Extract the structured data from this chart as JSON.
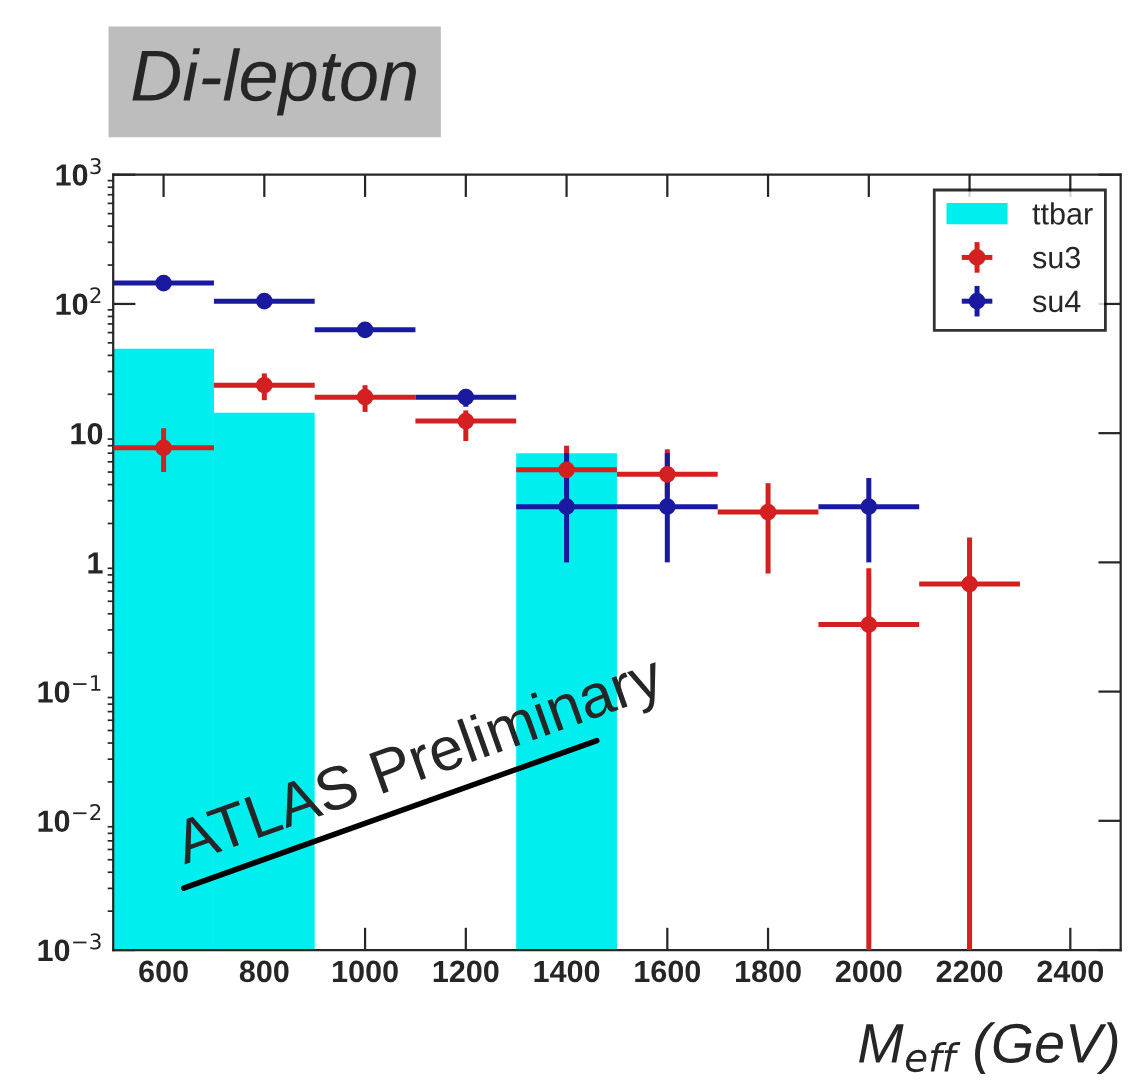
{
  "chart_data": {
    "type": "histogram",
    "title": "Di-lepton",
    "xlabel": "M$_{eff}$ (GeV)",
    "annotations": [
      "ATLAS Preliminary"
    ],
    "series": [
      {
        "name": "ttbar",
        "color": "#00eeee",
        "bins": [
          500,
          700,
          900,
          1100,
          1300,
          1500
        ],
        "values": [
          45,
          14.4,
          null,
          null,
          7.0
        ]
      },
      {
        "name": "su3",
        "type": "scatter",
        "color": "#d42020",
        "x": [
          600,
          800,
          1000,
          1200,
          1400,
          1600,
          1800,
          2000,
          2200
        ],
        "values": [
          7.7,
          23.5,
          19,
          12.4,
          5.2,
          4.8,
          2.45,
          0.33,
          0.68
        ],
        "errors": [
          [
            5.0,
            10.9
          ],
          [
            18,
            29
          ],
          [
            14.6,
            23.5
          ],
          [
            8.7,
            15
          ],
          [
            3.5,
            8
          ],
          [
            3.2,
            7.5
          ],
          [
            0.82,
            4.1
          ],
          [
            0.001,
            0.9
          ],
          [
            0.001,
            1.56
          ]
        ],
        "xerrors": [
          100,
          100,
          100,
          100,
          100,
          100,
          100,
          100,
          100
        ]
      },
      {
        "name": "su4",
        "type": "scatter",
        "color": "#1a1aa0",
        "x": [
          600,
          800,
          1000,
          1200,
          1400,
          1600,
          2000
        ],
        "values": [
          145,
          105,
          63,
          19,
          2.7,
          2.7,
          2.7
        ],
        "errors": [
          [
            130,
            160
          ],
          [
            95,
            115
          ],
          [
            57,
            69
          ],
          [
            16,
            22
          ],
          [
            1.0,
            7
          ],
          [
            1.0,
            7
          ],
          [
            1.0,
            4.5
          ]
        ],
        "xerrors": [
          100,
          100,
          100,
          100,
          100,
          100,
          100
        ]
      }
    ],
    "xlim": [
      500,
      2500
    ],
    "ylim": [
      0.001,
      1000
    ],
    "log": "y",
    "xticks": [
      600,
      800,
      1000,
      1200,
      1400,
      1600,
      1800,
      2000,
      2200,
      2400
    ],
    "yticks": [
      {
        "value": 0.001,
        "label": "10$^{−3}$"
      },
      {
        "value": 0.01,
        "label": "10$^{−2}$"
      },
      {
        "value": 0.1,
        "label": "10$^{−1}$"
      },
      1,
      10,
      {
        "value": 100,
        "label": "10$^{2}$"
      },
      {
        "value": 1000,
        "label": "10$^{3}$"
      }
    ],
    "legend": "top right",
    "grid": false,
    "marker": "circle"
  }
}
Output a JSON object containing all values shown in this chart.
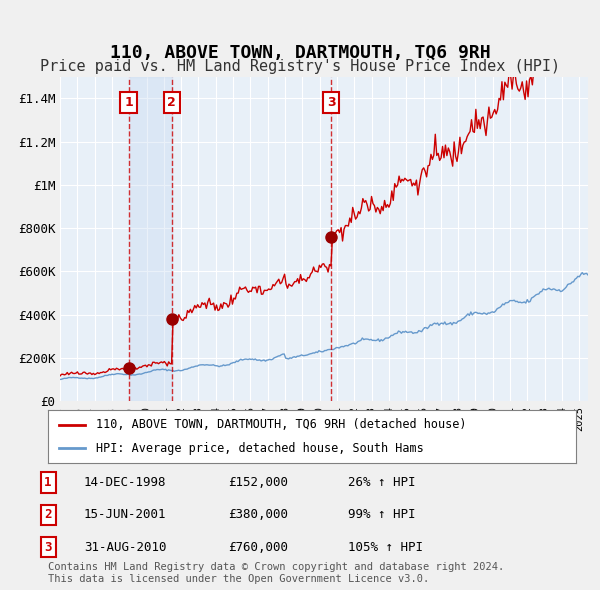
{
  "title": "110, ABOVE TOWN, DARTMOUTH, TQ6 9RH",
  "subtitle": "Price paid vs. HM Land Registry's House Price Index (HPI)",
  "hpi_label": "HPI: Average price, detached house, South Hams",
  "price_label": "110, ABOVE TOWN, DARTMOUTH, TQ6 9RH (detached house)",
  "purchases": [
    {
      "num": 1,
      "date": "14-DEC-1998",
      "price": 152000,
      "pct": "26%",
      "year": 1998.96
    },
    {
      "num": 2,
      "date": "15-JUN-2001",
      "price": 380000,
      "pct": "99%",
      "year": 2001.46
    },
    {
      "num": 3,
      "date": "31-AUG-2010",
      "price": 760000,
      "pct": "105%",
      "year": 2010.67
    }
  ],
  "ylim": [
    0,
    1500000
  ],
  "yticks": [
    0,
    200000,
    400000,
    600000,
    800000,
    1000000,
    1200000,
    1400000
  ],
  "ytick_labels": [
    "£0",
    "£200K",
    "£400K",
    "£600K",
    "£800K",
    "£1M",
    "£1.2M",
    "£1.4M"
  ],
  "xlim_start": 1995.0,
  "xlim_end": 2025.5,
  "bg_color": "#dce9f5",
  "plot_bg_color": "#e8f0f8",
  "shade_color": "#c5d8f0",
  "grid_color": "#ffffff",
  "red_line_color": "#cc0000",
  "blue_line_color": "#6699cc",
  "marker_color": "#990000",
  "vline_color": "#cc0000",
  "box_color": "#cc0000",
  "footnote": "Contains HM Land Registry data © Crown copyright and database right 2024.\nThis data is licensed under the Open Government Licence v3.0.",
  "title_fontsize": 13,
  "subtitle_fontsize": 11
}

:: What you need to do ::
Give back the entries verbatim. Do not include any picture.

:: Task output ::
Extract the structured data from this chart as JSON.
{
  "chart_data": {
    "type": "histogram",
    "title": "Di-lepton",
    "xlabel": "M$_{eff}$ (GeV)",
    "annotations": [
      "ATLAS Preliminary"
    ],
    "series": [
      {
        "name": "ttbar",
        "color": "#00eeee",
        "bins": [
          500,
          700,
          900,
          1100,
          1300,
          1500
        ],
        "values": [
          45,
          14.4,
          null,
          null,
          7.0
        ]
      },
      {
        "name": "su3",
        "type": "scatter",
        "color": "#d42020",
        "x": [
          600,
          800,
          1000,
          1200,
          1400,
          1600,
          1800,
          2000,
          2200
        ],
        "values": [
          7.7,
          23.5,
          19,
          12.4,
          5.2,
          4.8,
          2.45,
          0.33,
          0.68
        ],
        "errors": [
          [
            5.0,
            10.9
          ],
          [
            18,
            29
          ],
          [
            14.6,
            23.5
          ],
          [
            8.7,
            15
          ],
          [
            3.5,
            8
          ],
          [
            3.2,
            7.5
          ],
          [
            0.82,
            4.1
          ],
          [
            0.001,
            0.9
          ],
          [
            0.001,
            1.56
          ]
        ],
        "xerrors": [
          100,
          100,
          100,
          100,
          100,
          100,
          100,
          100,
          100
        ]
      },
      {
        "name": "su4",
        "type": "scatter",
        "color": "#1a1aa0",
        "x": [
          600,
          800,
          1000,
          1200,
          1400,
          1600,
          2000
        ],
        "values": [
          145,
          105,
          63,
          19,
          2.7,
          2.7,
          2.7
        ],
        "errors": [
          [
            130,
            160
          ],
          [
            95,
            115
          ],
          [
            57,
            69
          ],
          [
            16,
            22
          ],
          [
            1.0,
            7
          ],
          [
            1.0,
            7
          ],
          [
            1.0,
            4.5
          ]
        ],
        "xerrors": [
          100,
          100,
          100,
          100,
          100,
          100,
          100
        ]
      }
    ],
    "xlim": [
      500,
      2500
    ],
    "ylim": [
      0.001,
      1000
    ],
    "log": "y",
    "xticks": [
      600,
      800,
      1000,
      1200,
      1400,
      1600,
      1800,
      2000,
      2200,
      2400
    ],
    "yticks": [
      {
        "value": 0.001,
        "label": "10$^{−3}$"
      },
      {
        "value": 0.01,
        "label": "10$^{−2}$"
      },
      {
        "value": 0.1,
        "label": "10$^{−1}$"
      },
      1,
      10,
      {
        "value": 100,
        "label": "10$^{2}$"
      },
      {
        "value": 1000,
        "label": "10$^{3}$"
      }
    ],
    "legend": "top right",
    "grid": false,
    "marker": "circle"
  }
}
Output a JSON object containing all values shown in this chart.
{
  "title": "110, ABOVE TOWN, DARTMOUTH, TQ6 9RH",
  "subtitle": "Price paid vs. HM Land Registry's House Price Index (HPI)",
  "hpi_label": "HPI: Average price, detached house, South Hams",
  "price_label": "110, ABOVE TOWN, DARTMOUTH, TQ6 9RH (detached house)",
  "purchases": [
    {
      "num": 1,
      "date": "14-DEC-1998",
      "price": 152000,
      "pct": "26%",
      "year": 1998.96
    },
    {
      "num": 2,
      "date": "15-JUN-2001",
      "price": 380000,
      "pct": "99%",
      "year": 2001.46
    },
    {
      "num": 3,
      "date": "31-AUG-2010",
      "price": 760000,
      "pct": "105%",
      "year": 2010.67
    }
  ],
  "ylim": [
    0,
    1500000
  ],
  "yticks": [
    0,
    200000,
    400000,
    600000,
    800000,
    1000000,
    1200000,
    1400000
  ],
  "ytick_labels": [
    "£0",
    "£200K",
    "£400K",
    "£600K",
    "£800K",
    "£1M",
    "£1.2M",
    "£1.4M"
  ],
  "xlim_start": 1995.0,
  "xlim_end": 2025.5,
  "bg_color": "#dce9f5",
  "plot_bg_color": "#e8f0f8",
  "shade_color": "#c5d8f0",
  "grid_color": "#ffffff",
  "red_line_color": "#cc0000",
  "blue_line_color": "#6699cc",
  "marker_color": "#990000",
  "vline_color": "#cc0000",
  "box_color": "#cc0000",
  "footnote": "Contains HM Land Registry data © Crown copyright and database right 2024.\nThis data is licensed under the Open Government Licence v3.0.",
  "title_fontsize": 13,
  "subtitle_fontsize": 11
}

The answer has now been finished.